§ What to do:
Scan the data that follows and count the lines with the string "component"; answer with the count alone.

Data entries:
***

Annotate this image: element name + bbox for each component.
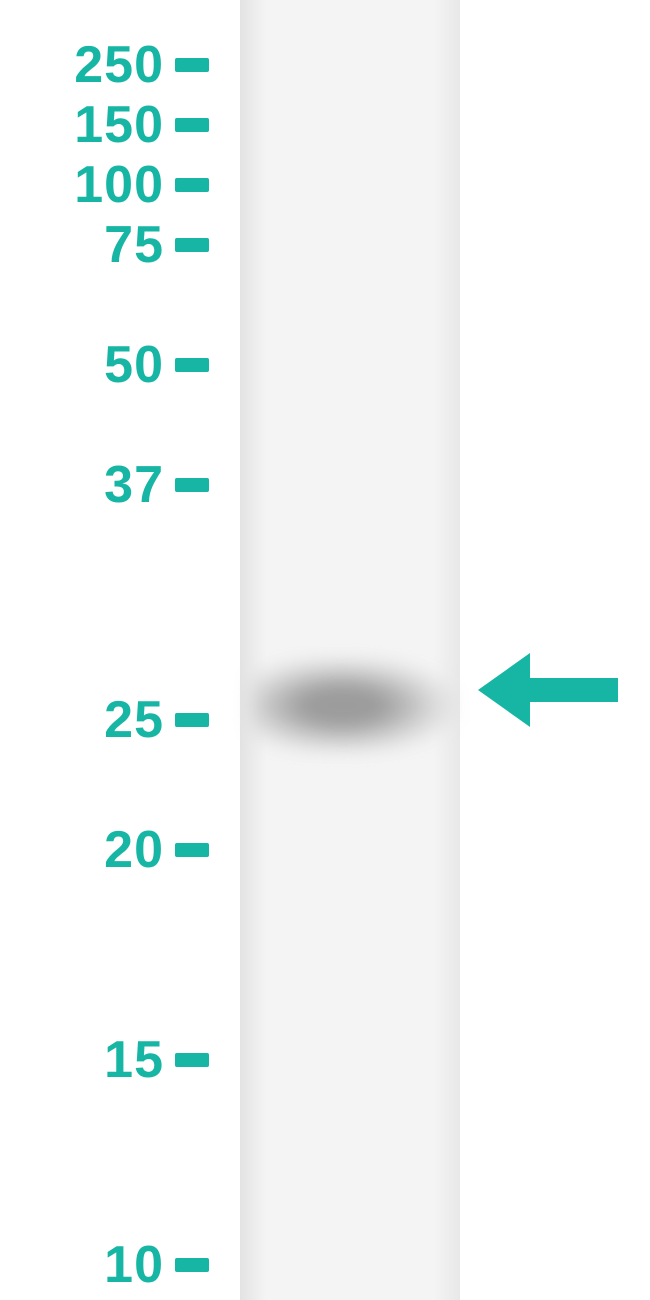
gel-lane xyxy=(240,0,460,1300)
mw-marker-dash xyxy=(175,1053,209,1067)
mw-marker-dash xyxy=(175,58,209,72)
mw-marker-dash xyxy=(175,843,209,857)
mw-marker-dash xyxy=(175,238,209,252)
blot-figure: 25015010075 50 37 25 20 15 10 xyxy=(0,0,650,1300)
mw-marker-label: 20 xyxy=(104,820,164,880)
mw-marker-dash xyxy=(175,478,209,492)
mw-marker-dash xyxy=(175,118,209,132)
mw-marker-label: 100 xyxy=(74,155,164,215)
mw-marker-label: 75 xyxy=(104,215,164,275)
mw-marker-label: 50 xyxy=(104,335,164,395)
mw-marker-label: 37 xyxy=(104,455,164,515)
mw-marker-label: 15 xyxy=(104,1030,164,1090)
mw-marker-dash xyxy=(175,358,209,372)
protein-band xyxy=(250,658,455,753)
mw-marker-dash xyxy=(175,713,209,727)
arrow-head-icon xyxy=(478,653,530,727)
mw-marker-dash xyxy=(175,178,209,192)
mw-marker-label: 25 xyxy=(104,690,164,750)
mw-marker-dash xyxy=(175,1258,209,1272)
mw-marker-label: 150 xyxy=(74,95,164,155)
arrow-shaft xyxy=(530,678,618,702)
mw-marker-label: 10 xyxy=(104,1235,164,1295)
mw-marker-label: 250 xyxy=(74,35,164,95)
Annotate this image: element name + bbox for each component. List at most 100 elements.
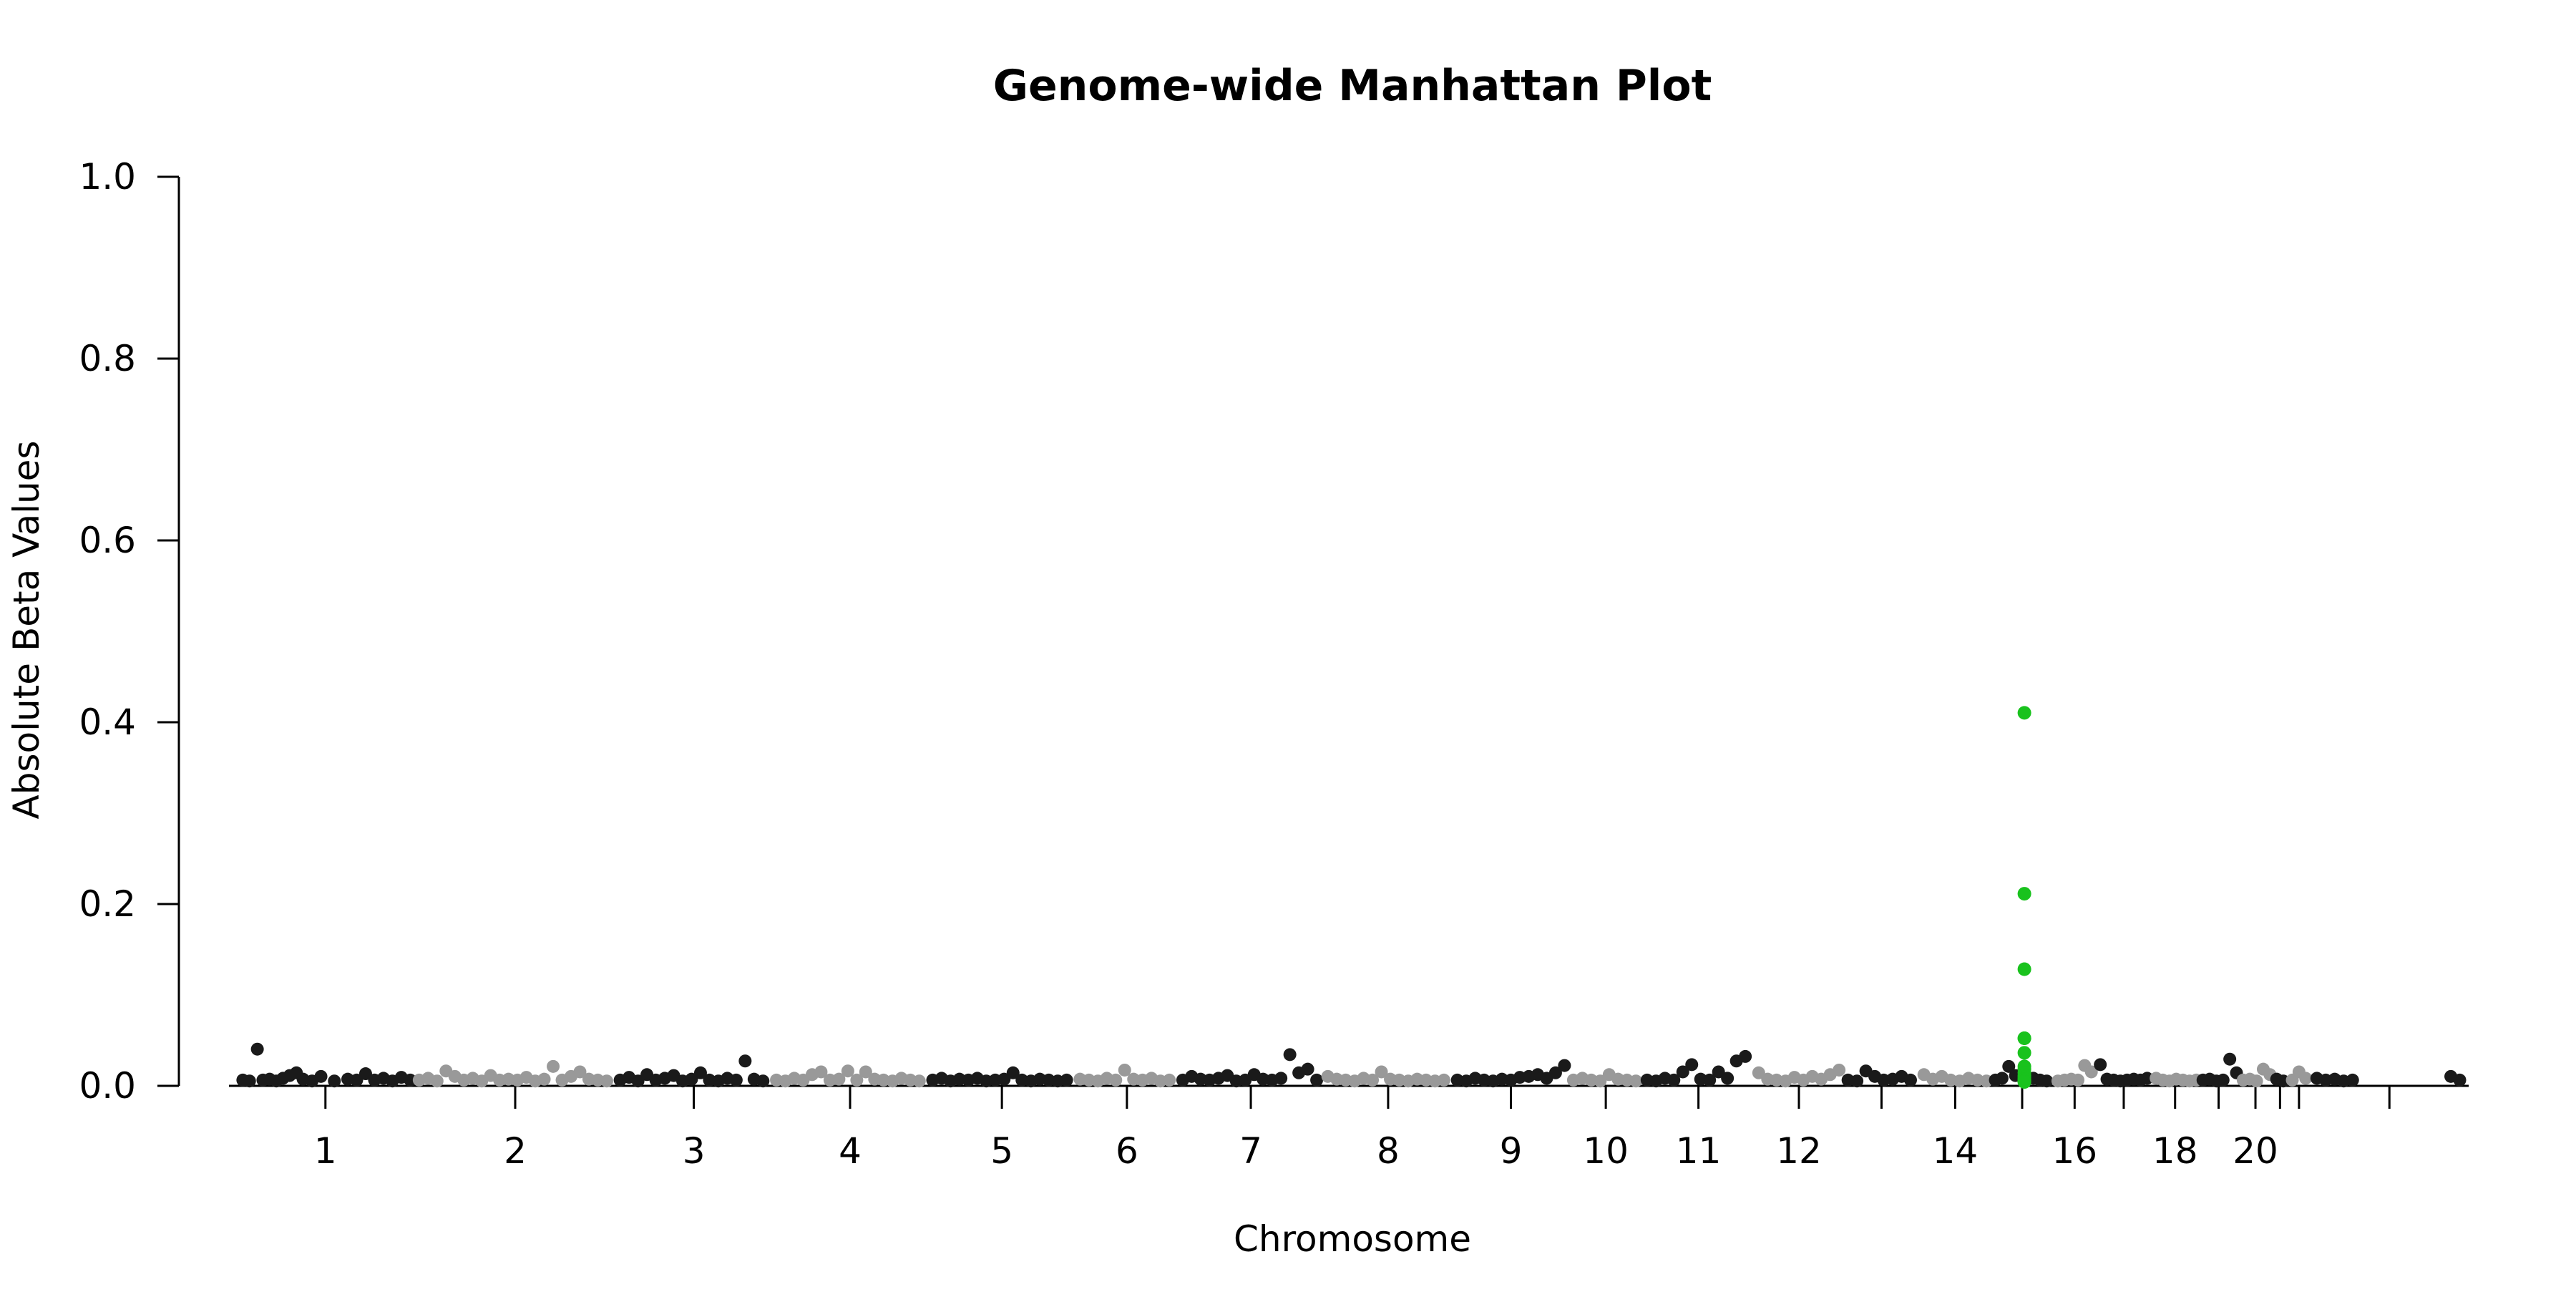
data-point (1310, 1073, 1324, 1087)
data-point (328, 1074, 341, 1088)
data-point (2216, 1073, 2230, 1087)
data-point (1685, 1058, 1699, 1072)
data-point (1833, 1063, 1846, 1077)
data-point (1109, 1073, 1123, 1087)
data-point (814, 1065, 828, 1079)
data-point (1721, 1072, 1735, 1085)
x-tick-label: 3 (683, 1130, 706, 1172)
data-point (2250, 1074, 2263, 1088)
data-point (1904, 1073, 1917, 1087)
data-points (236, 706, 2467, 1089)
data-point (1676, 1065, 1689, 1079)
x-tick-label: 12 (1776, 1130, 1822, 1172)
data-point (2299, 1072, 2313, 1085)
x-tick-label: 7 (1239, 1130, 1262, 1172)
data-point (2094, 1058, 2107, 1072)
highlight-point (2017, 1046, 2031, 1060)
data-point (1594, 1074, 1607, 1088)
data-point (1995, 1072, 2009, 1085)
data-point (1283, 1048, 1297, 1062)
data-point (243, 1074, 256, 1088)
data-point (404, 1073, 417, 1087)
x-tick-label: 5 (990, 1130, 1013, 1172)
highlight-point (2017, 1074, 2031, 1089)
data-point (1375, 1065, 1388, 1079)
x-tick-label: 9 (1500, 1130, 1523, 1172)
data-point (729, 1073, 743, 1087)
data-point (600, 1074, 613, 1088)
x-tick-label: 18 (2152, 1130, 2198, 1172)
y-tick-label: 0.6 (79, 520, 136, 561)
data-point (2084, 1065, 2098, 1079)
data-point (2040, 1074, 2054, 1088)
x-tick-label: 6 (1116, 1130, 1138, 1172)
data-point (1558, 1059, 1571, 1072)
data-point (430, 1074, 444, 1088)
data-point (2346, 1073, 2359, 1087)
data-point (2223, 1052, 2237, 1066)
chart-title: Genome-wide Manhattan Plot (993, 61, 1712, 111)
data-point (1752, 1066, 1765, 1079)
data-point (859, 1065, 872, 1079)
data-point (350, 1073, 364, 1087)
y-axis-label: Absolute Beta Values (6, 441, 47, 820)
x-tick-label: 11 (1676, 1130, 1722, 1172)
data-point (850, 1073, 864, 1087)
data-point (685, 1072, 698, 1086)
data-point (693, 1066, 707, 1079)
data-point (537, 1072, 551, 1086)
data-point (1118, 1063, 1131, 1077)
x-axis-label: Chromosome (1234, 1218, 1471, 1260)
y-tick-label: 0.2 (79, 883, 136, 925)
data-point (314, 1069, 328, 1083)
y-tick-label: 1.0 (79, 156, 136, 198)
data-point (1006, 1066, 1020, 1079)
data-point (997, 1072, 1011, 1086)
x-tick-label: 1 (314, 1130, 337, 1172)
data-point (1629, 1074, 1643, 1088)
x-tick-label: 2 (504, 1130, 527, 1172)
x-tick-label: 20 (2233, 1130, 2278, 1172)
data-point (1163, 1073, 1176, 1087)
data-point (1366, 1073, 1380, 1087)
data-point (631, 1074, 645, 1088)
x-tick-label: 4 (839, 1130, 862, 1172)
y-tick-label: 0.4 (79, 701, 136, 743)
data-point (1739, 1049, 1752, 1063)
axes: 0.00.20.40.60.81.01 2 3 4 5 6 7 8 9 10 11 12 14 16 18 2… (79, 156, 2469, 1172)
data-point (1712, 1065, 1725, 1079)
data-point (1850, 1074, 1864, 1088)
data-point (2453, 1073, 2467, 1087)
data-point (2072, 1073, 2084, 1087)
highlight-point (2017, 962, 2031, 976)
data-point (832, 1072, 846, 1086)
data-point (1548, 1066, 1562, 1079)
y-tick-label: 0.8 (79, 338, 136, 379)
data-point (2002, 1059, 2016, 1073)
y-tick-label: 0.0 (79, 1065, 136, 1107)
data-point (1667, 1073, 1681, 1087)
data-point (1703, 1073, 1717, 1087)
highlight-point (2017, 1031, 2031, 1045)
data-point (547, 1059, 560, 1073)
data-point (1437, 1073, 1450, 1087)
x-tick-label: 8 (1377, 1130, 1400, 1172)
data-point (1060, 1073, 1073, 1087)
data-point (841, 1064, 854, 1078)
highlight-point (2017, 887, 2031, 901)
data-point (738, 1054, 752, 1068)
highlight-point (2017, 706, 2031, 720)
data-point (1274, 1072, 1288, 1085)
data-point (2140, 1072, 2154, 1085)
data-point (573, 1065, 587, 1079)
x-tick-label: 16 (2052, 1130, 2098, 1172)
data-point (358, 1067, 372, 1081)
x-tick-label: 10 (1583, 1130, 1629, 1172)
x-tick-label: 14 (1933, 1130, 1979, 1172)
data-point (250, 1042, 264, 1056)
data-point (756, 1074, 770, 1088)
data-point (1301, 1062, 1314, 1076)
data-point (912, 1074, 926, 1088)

***

§ Reply:
2